== INPUT MATERIAL ==

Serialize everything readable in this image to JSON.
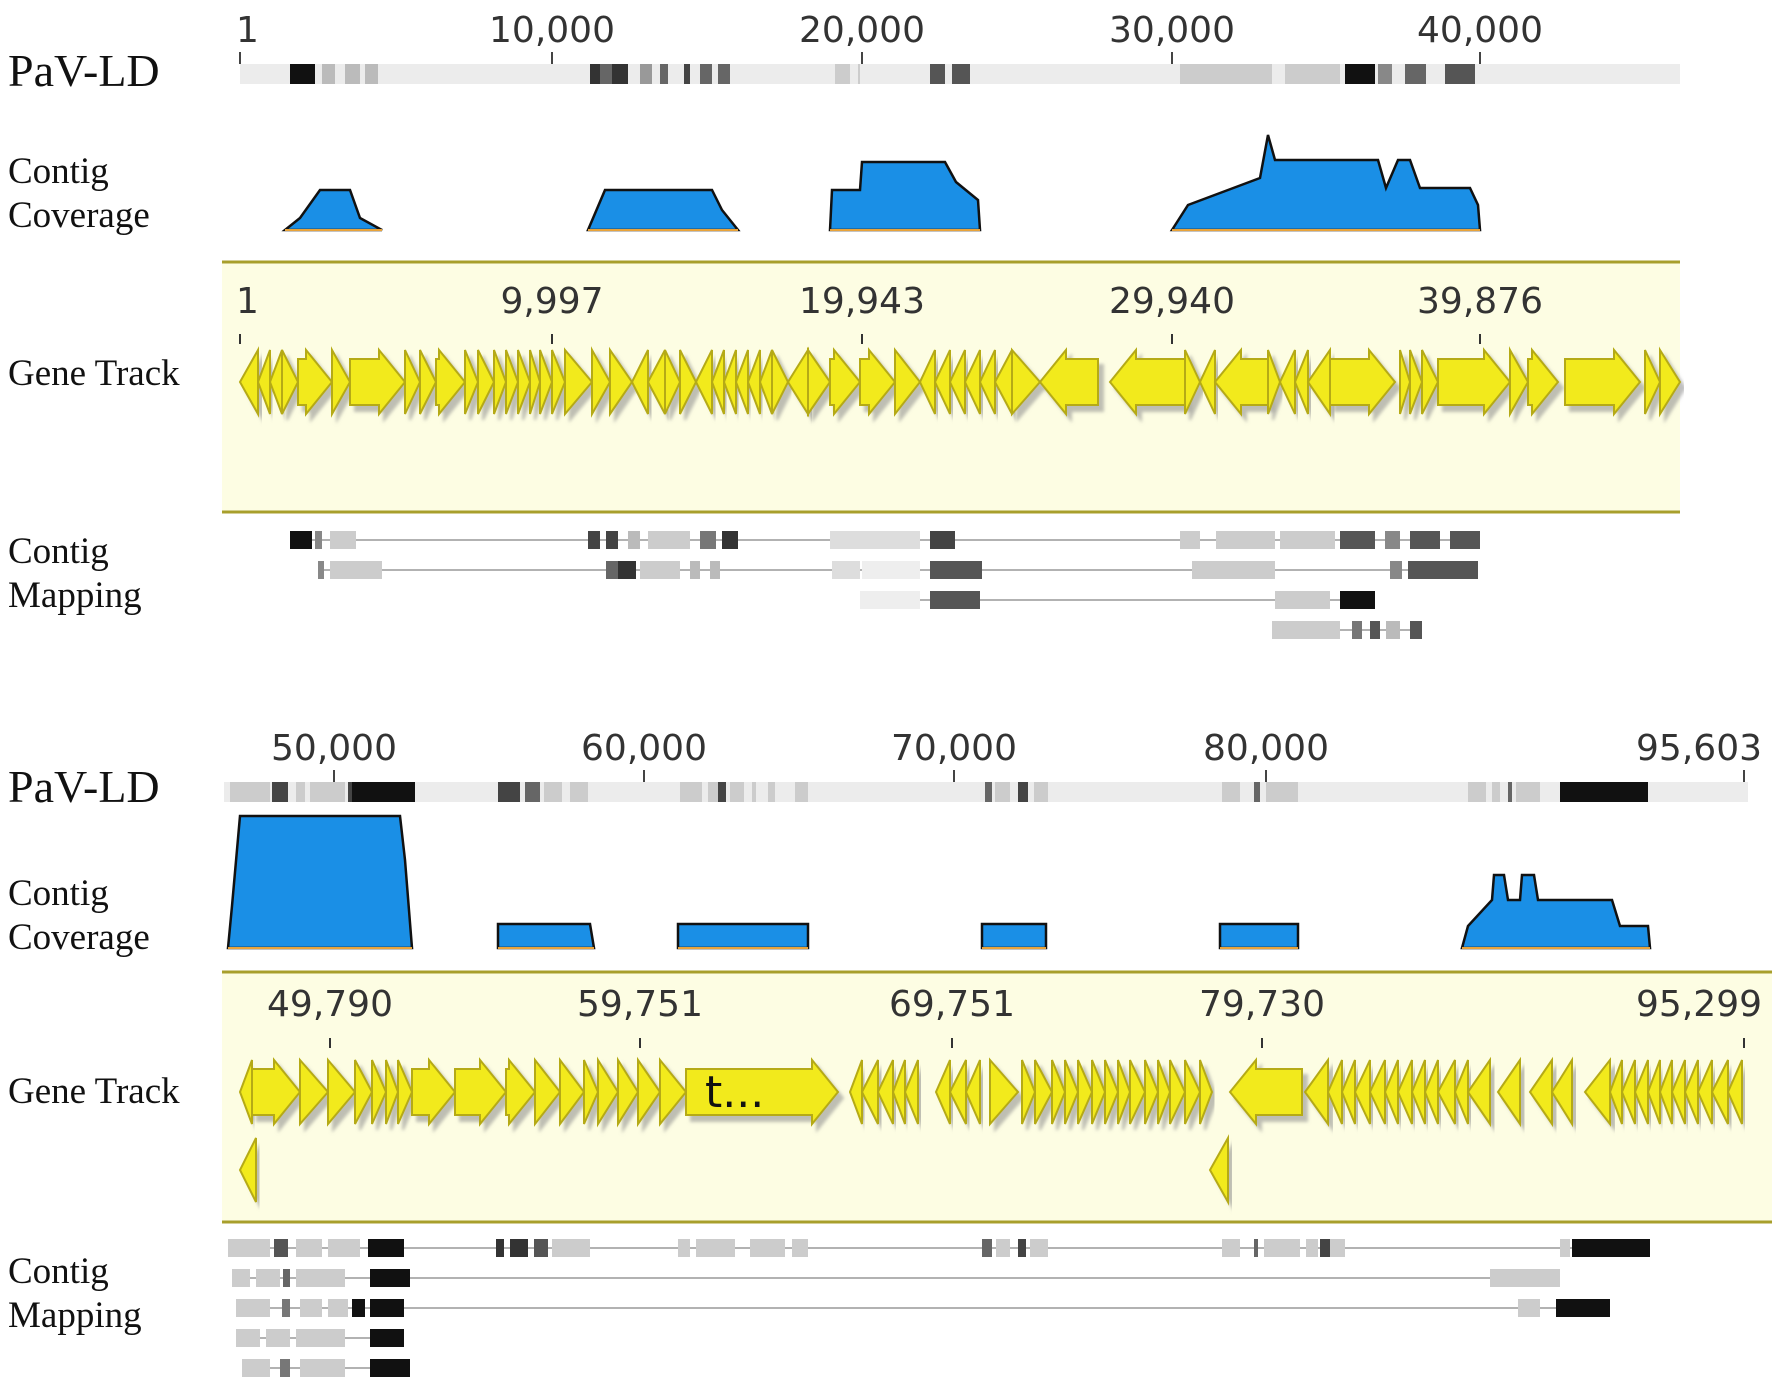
{
  "genome": "PaV-LD",
  "labels": {
    "coverage": "Contig\nCoverage",
    "gene_track": "Gene Track",
    "mapping": "Contig\nMapping"
  },
  "colors": {
    "coverage_fill": "#1a8fe6",
    "coverage_edge": "#e8a33a",
    "gene_fill": "#f2ea1c",
    "gene_stroke": "#b5aa14",
    "gene_panel": "#fdfde3",
    "panel_border": "#a89f2c",
    "seq_bar": "#ececec"
  },
  "icons": {
    "gene_arrow": "gene-arrow-icon"
  },
  "panels": [
    {
      "range": [
        1,
        47500
      ],
      "genome_ticks": [
        "1",
        "10,000",
        "20,000",
        "30,000",
        "40,000"
      ],
      "gene_ticks": [
        "1",
        "9,997",
        "19,943",
        "29,940",
        "39,876"
      ],
      "gene_names": []
    },
    {
      "range": [
        47000,
        96200
      ],
      "genome_ticks": [
        "50,000",
        "60,000",
        "70,000",
        "80,000",
        "95,603"
      ],
      "gene_ticks": [
        "49,790",
        "59,751",
        "69,751",
        "79,730",
        "95,299"
      ],
      "gene_names": [
        "t..."
      ]
    }
  ]
}
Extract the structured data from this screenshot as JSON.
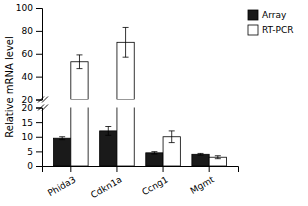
{
  "chart_data": {
    "type": "bar",
    "y_label": "Relative mRNA level",
    "categories": [
      "Phida3",
      "Cdkn1a",
      "Ccng1",
      "Mgmt"
    ],
    "series": [
      {
        "name": "Array",
        "color": "#1a1a1a",
        "values": [
          9.5,
          12.0,
          4.5,
          4.0
        ],
        "errors": [
          0.5,
          1.5,
          0.4,
          0.3
        ]
      },
      {
        "name": "RT-PCR",
        "color": "#ffffff",
        "values": [
          53.0,
          70.0,
          10.0,
          3.0
        ],
        "errors": [
          6.0,
          13.0,
          2.0,
          0.5
        ]
      }
    ],
    "ylim": [
      [
        0,
        20
      ],
      [
        20,
        100
      ]
    ],
    "yticks": [
      [
        0,
        5,
        10,
        15,
        20
      ],
      [
        20,
        40,
        60,
        80,
        100
      ]
    ],
    "grid": false
  }
}
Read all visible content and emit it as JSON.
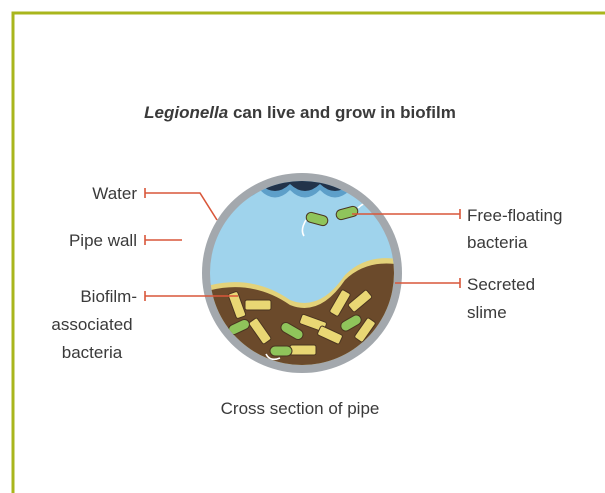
{
  "title": {
    "italic": "Legionella",
    "rest": "can live and grow in biofilm"
  },
  "labels": {
    "water": "Water",
    "pipe_wall": "Pipe wall",
    "biofilm_bacteria": [
      "Biofilm-",
      "associated",
      "bacteria"
    ],
    "free_floating": [
      "Free-floating",
      "bacteria"
    ],
    "slime": [
      "Secreted",
      "slime"
    ]
  },
  "caption": "Cross section of pipe"
}
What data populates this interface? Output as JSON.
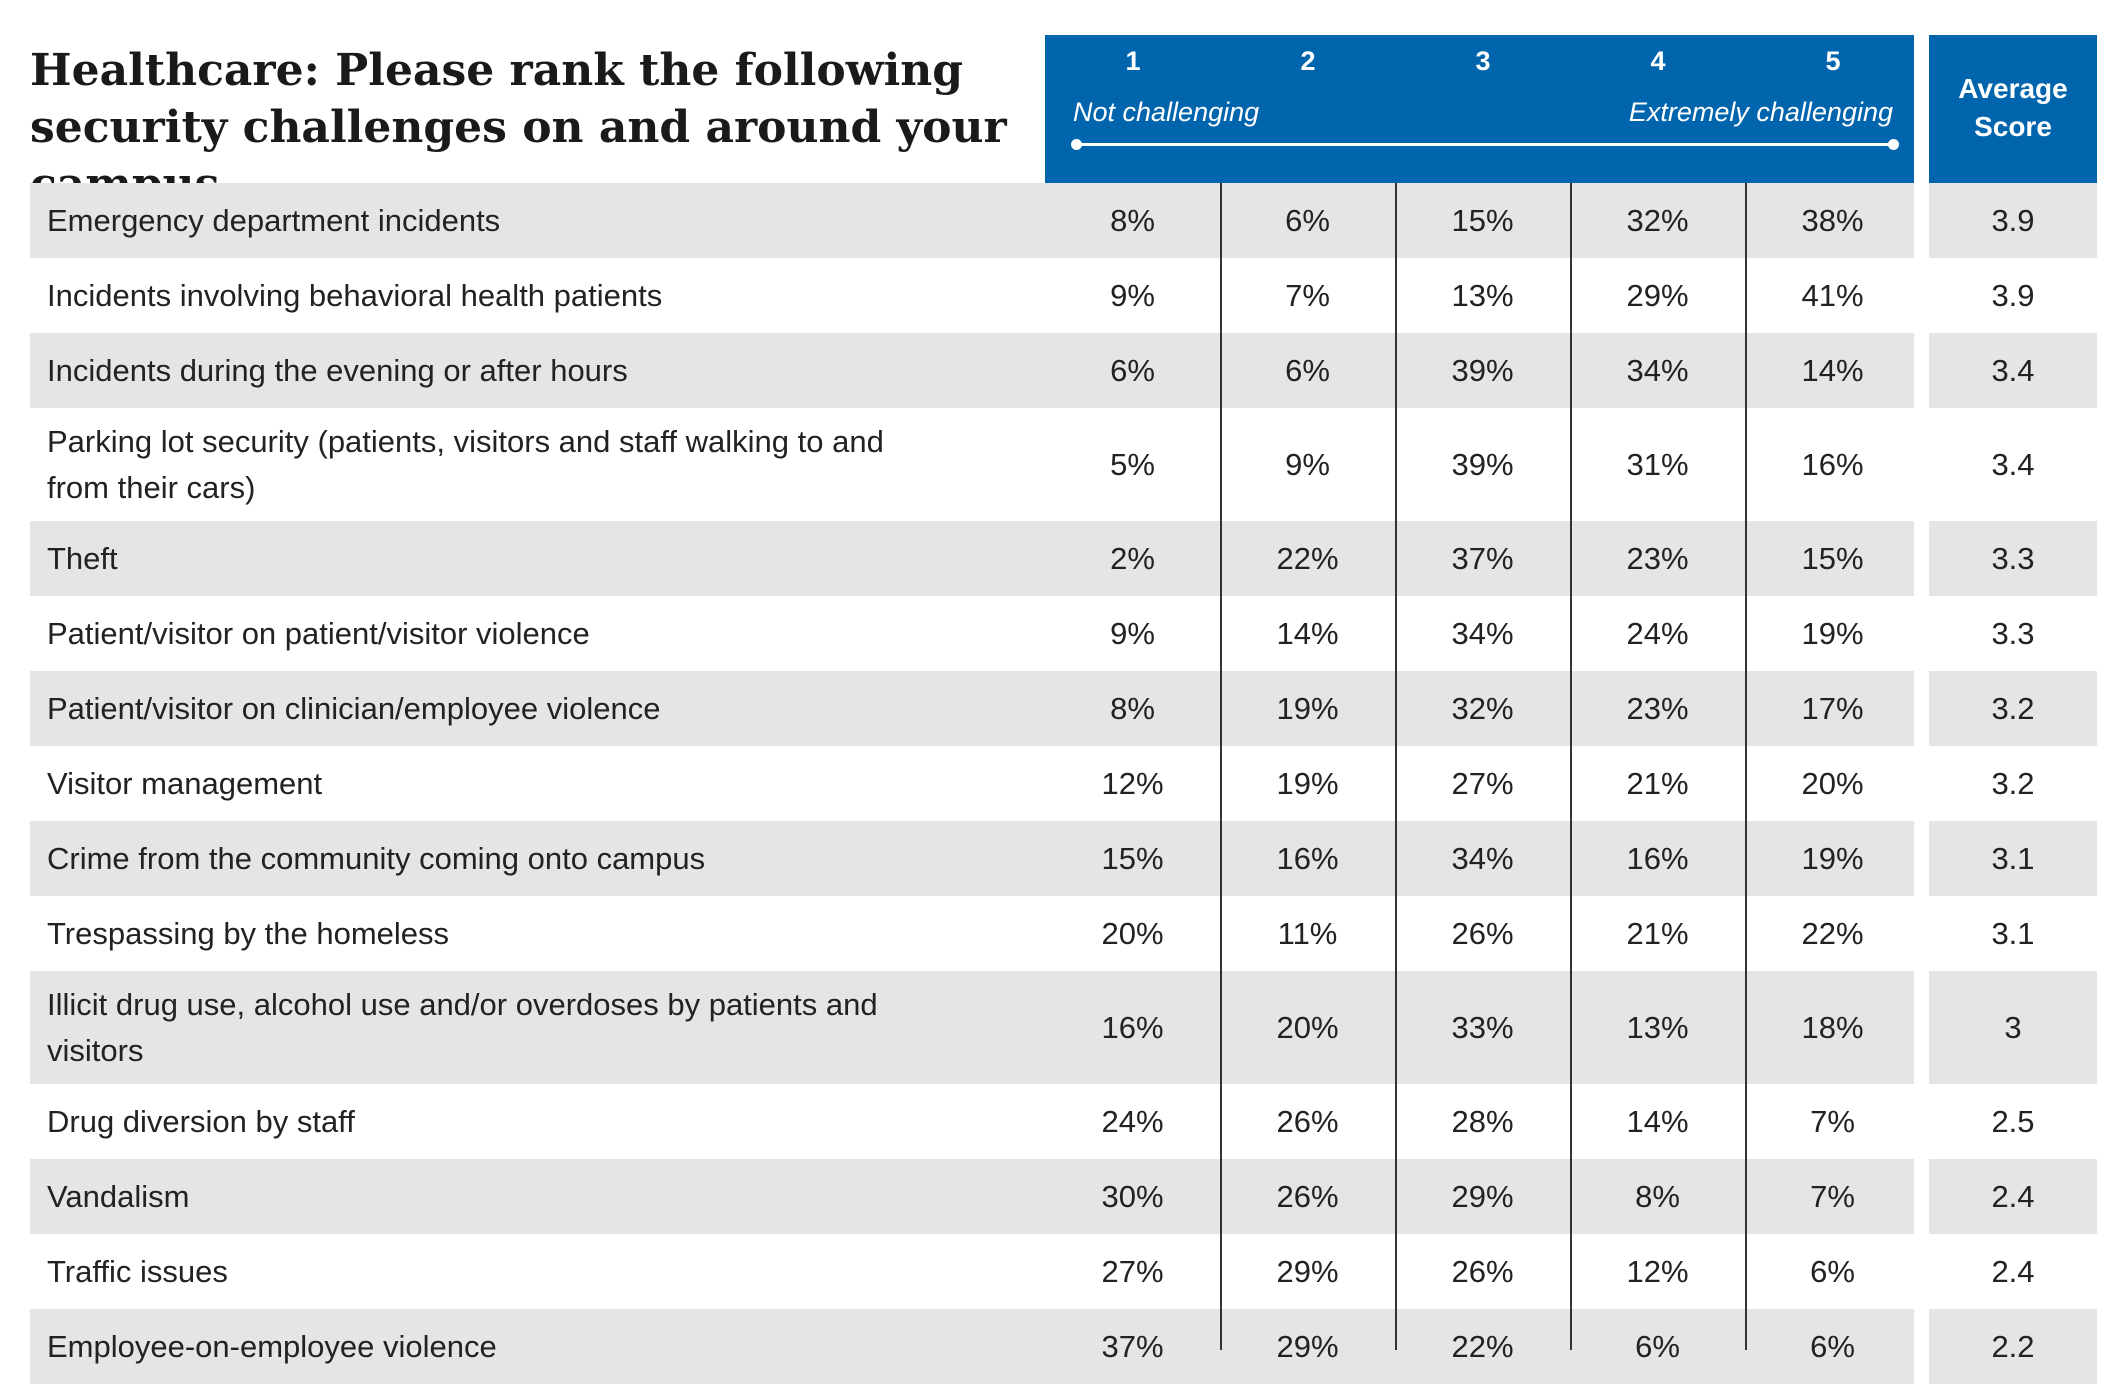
{
  "chart_data": {
    "type": "table",
    "title": "Healthcare: Please rank the following security challenges on and around your campus.",
    "scale": {
      "columns": [
        "1",
        "2",
        "3",
        "4",
        "5"
      ],
      "low_label": "Not challenging",
      "high_label": "Extremely challenging"
    },
    "average_header": "Average Score",
    "rows": [
      {
        "label": "Emergency department incidents",
        "values": [
          "8%",
          "6%",
          "15%",
          "32%",
          "38%"
        ],
        "average": "3.9"
      },
      {
        "label": "Incidents involving behavioral health patients",
        "values": [
          "9%",
          "7%",
          "13%",
          "29%",
          "41%"
        ],
        "average": "3.9"
      },
      {
        "label": "Incidents during the evening or after hours",
        "values": [
          "6%",
          "6%",
          "39%",
          "34%",
          "14%"
        ],
        "average": "3.4"
      },
      {
        "label": "Parking lot security (patients, visitors and staff walking to and from their cars)",
        "values": [
          "5%",
          "9%",
          "39%",
          "31%",
          "16%"
        ],
        "average": "3.4"
      },
      {
        "label": "Theft",
        "values": [
          "2%",
          "22%",
          "37%",
          "23%",
          "15%"
        ],
        "average": "3.3"
      },
      {
        "label": "Patient/visitor on patient/visitor violence",
        "values": [
          "9%",
          "14%",
          "34%",
          "24%",
          "19%"
        ],
        "average": "3.3"
      },
      {
        "label": "Patient/visitor on clinician/employee violence",
        "values": [
          "8%",
          "19%",
          "32%",
          "23%",
          "17%"
        ],
        "average": "3.2"
      },
      {
        "label": "Visitor management",
        "values": [
          "12%",
          "19%",
          "27%",
          "21%",
          "20%"
        ],
        "average": "3.2"
      },
      {
        "label": "Crime from the community coming onto campus",
        "values": [
          "15%",
          "16%",
          "34%",
          "16%",
          "19%"
        ],
        "average": "3.1"
      },
      {
        "label": "Trespassing by the homeless",
        "values": [
          "20%",
          "11%",
          "26%",
          "21%",
          "22%"
        ],
        "average": "3.1"
      },
      {
        "label": "Illicit drug use, alcohol use and/or overdoses by patients and visitors",
        "values": [
          "16%",
          "20%",
          "33%",
          "13%",
          "18%"
        ],
        "average": "3"
      },
      {
        "label": "Drug diversion by staff",
        "values": [
          "24%",
          "26%",
          "28%",
          "14%",
          "7%"
        ],
        "average": "2.5"
      },
      {
        "label": "Vandalism",
        "values": [
          "30%",
          "26%",
          "29%",
          "8%",
          "7%"
        ],
        "average": "2.4"
      },
      {
        "label": "Traffic issues",
        "values": [
          "27%",
          "29%",
          "26%",
          "12%",
          "6%"
        ],
        "average": "2.4"
      },
      {
        "label": "Employee-on-employee violence",
        "values": [
          "37%",
          "29%",
          "22%",
          "6%",
          "6%"
        ],
        "average": "2.2"
      }
    ]
  },
  "colors": {
    "header_blue": "#0065ad",
    "row_gray": "#e5e5e8"
  }
}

===

### EXERCISE
What you return should match the material word for word, apart from the pictures.

### TASK RESULT
Serialize everything readable in this image to JSON.
{
  "genome": "PaV-LD",
  "labels": {
    "coverage": "Contig\nCoverage",
    "gene_track": "Gene Track",
    "mapping": "Contig\nMapping"
  },
  "colors": {
    "coverage_fill": "#1a8fe6",
    "coverage_edge": "#e8a33a",
    "gene_fill": "#f2ea1c",
    "gene_stroke": "#b5aa14",
    "gene_panel": "#fdfde3",
    "panel_border": "#a89f2c",
    "seq_bar": "#ececec"
  },
  "icons": {
    "gene_arrow": "gene-arrow-icon"
  },
  "panels": [
    {
      "range": [
        1,
        47500
      ],
      "genome_ticks": [
        "1",
        "10,000",
        "20,000",
        "30,000",
        "40,000"
      ],
      "gene_ticks": [
        "1",
        "9,997",
        "19,943",
        "29,940",
        "39,876"
      ],
      "gene_names": []
    },
    {
      "range": [
        47000,
        96200
      ],
      "genome_ticks": [
        "50,000",
        "60,000",
        "70,000",
        "80,000",
        "95,603"
      ],
      "gene_ticks": [
        "49,790",
        "59,751",
        "69,751",
        "79,730",
        "95,299"
      ],
      "gene_names": [
        "t..."
      ]
    }
  ]
}
Extract the structured data from this screenshot as JSON.
{
  "chart_data": {
    "type": "bar",
    "y_label": "Relative mRNA level",
    "categories": [
      "Phida3",
      "Cdkn1a",
      "Ccng1",
      "Mgmt"
    ],
    "series": [
      {
        "name": "Array",
        "color": "#1a1a1a",
        "values": [
          9.5,
          12.0,
          4.5,
          4.0
        ],
        "errors": [
          0.5,
          1.5,
          0.4,
          0.3
        ]
      },
      {
        "name": "RT-PCR",
        "color": "#ffffff",
        "values": [
          53.0,
          70.0,
          10.0,
          3.0
        ],
        "errors": [
          6.0,
          13.0,
          2.0,
          0.5
        ]
      }
    ],
    "ylim": [
      [
        0,
        20
      ],
      [
        20,
        100
      ]
    ],
    "yticks": [
      [
        0,
        5,
        10,
        15,
        20
      ],
      [
        20,
        40,
        60,
        80,
        100
      ]
    ],
    "grid": false
  }
}
Read all visible content and emit it as JSON.
{
  "title": {
    "italic": "Legionella",
    "rest": "can live and grow in biofilm"
  },
  "labels": {
    "water": "Water",
    "pipe_wall": "Pipe wall",
    "biofilm_bacteria": [
      "Biofilm-",
      "associated",
      "bacteria"
    ],
    "free_floating": [
      "Free-floating",
      "bacteria"
    ],
    "slime": [
      "Secreted",
      "slime"
    ]
  },
  "caption": "Cross section of pipe"
}
What data populates this interface? Output as JSON.
{
  "chart_data": {
    "type": "table",
    "title": "Healthcare: Please rank the following security challenges on and around your campus.",
    "scale": {
      "columns": [
        "1",
        "2",
        "3",
        "4",
        "5"
      ],
      "low_label": "Not challenging",
      "high_label": "Extremely challenging"
    },
    "average_header": "Average Score",
    "rows": [
      {
        "label": "Emergency department incidents",
        "values": [
          "8%",
          "6%",
          "15%",
          "32%",
          "38%"
        ],
        "average": "3.9"
      },
      {
        "label": "Incidents involving behavioral health patients",
        "values": [
          "9%",
          "7%",
          "13%",
          "29%",
          "41%"
        ],
        "average": "3.9"
      },
      {
        "label": "Incidents during the evening or after hours",
        "values": [
          "6%",
          "6%",
          "39%",
          "34%",
          "14%"
        ],
        "average": "3.4"
      },
      {
        "label": "Parking lot security (patients, visitors and staff walking to and from their cars)",
        "values": [
          "5%",
          "9%",
          "39%",
          "31%",
          "16%"
        ],
        "average": "3.4"
      },
      {
        "label": "Theft",
        "values": [
          "2%",
          "22%",
          "37%",
          "23%",
          "15%"
        ],
        "average": "3.3"
      },
      {
        "label": "Patient/visitor on patient/visitor violence",
        "values": [
          "9%",
          "14%",
          "34%",
          "24%",
          "19%"
        ],
        "average": "3.3"
      },
      {
        "label": "Patient/visitor on clinician/employee violence",
        "values": [
          "8%",
          "19%",
          "32%",
          "23%",
          "17%"
        ],
        "average": "3.2"
      },
      {
        "label": "Visitor management",
        "values": [
          "12%",
          "19%",
          "27%",
          "21%",
          "20%"
        ],
        "average": "3.2"
      },
      {
        "label": "Crime from the community coming onto campus",
        "values": [
          "15%",
          "16%",
          "34%",
          "16%",
          "19%"
        ],
        "average": "3.1"
      },
      {
        "label": "Trespassing by the homeless",
        "values": [
          "20%",
          "11%",
          "26%",
          "21%",
          "22%"
        ],
        "average": "3.1"
      },
      {
        "label": "Illicit drug use, alcohol use and/or overdoses by patients and visitors",
        "values": [
          "16%",
          "20%",
          "33%",
          "13%",
          "18%"
        ],
        "average": "3"
      },
      {
        "label": "Drug diversion by staff",
        "values": [
          "24%",
          "26%",
          "28%",
          "14%",
          "7%"
        ],
        "average": "2.5"
      },
      {
        "label": "Vandalism",
        "values": [
          "30%",
          "26%",
          "29%",
          "8%",
          "7%"
        ],
        "average": "2.4"
      },
      {
        "label": "Traffic issues",
        "values": [
          "27%",
          "29%",
          "26%",
          "12%",
          "6%"
        ],
        "average": "2.4"
      },
      {
        "label": "Employee-on-employee violence",
        "values": [
          "37%",
          "29%",
          "22%",
          "6%",
          "6%"
        ],
        "average": "2.2"
      }
    ]
  },
  "colors": {
    "header_blue": "#0065ad",
    "row_gray": "#e5e5e8"
  }
}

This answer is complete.